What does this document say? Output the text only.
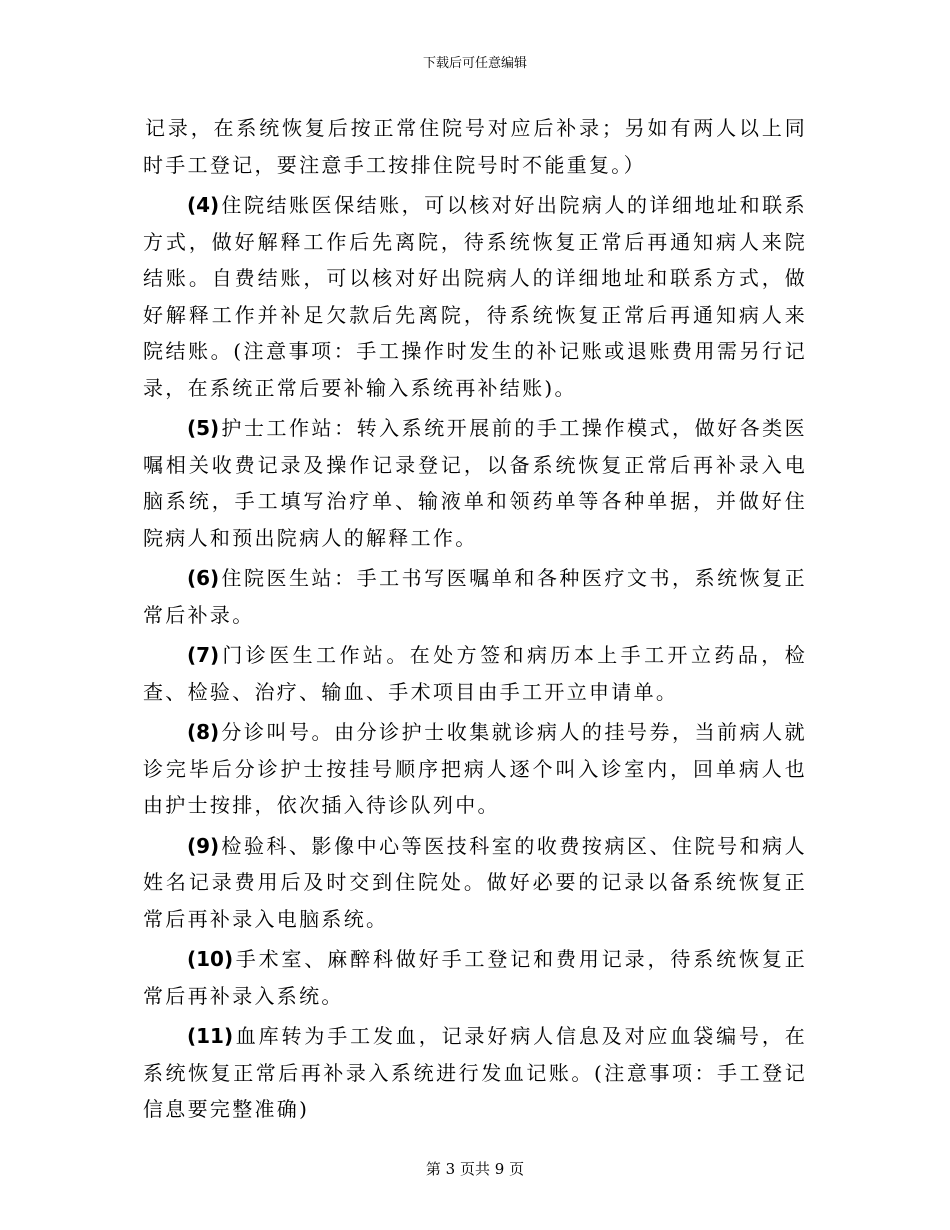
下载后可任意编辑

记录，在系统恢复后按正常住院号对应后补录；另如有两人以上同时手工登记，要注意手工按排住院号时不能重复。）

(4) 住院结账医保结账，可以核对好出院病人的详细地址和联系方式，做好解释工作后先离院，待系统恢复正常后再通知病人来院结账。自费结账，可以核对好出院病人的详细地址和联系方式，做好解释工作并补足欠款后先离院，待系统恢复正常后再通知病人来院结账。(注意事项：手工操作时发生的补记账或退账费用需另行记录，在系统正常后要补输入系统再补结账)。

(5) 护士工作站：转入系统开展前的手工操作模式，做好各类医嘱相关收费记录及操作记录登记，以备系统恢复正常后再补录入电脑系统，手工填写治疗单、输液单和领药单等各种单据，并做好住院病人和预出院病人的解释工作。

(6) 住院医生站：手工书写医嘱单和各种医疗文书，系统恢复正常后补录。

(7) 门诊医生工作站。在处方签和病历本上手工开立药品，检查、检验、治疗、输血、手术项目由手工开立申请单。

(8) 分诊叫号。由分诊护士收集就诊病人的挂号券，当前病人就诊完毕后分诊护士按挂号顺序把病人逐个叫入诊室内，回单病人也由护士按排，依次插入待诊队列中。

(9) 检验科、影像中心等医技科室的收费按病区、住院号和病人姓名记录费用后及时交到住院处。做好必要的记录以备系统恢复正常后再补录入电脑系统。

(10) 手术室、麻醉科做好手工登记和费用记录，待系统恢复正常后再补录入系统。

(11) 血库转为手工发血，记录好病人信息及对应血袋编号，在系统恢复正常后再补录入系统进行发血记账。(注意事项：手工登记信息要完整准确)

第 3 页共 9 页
■ ■ ■
Nothing but the pictures may be dropped; output the records above exactly.

COMPLETE RESPONSE ::
What does this document say? Output the text only.
下载后可任意编辑

记录，在系统恢复后按正常住院号对应后补录；另如有两人以上同时手工登记，要注意手工按排住院号时不能重复。）

(4) 住院结账医保结账，可以核对好出院病人的详细地址和联系方式，做好解释工作后先离院，待系统恢复正常后再通知病人来院结账。自费结账，可以核对好出院病人的详细地址和联系方式，做好解释工作并补足欠款后先离院，待系统恢复正常后再通知病人来院结账。(注意事项：手工操作时发生的补记账或退账费用需另行记录，在系统正常后要补输入系统再补结账)。

(5) 护士工作站：转入系统开展前的手工操作模式，做好各类医嘱相关收费记录及操作记录登记，以备系统恢复正常后再补录入电脑系统，手工填写治疗单、输液单和领药单等各种单据，并做好住院病人和预出院病人的解释工作。

(6) 住院医生站：手工书写医嘱单和各种医疗文书，系统恢复正常后补录。

(7) 门诊医生工作站。在处方签和病历本上手工开立药品，检查、检验、治疗、输血、手术项目由手工开立申请单。

(8) 分诊叫号。由分诊护士收集就诊病人的挂号券，当前病人就诊完毕后分诊护士按挂号顺序把病人逐个叫入诊室内，回单病人也由护士按排，依次插入待诊队列中。

(9) 检验科、影像中心等医技科室的收费按病区、住院号和病人姓名记录费用后及时交到住院处。做好必要的记录以备系统恢复正常后再补录入电脑系统。

(10) 手术室、麻醉科做好手工登记和费用记录，待系统恢复正常后再补录入系统。

(11) 血库转为手工发血，记录好病人信息及对应血袋编号，在系统恢复正常后再补录入系统进行发血记账。(注意事项：手工登记信息要完整准确)

第 3 页共 9 页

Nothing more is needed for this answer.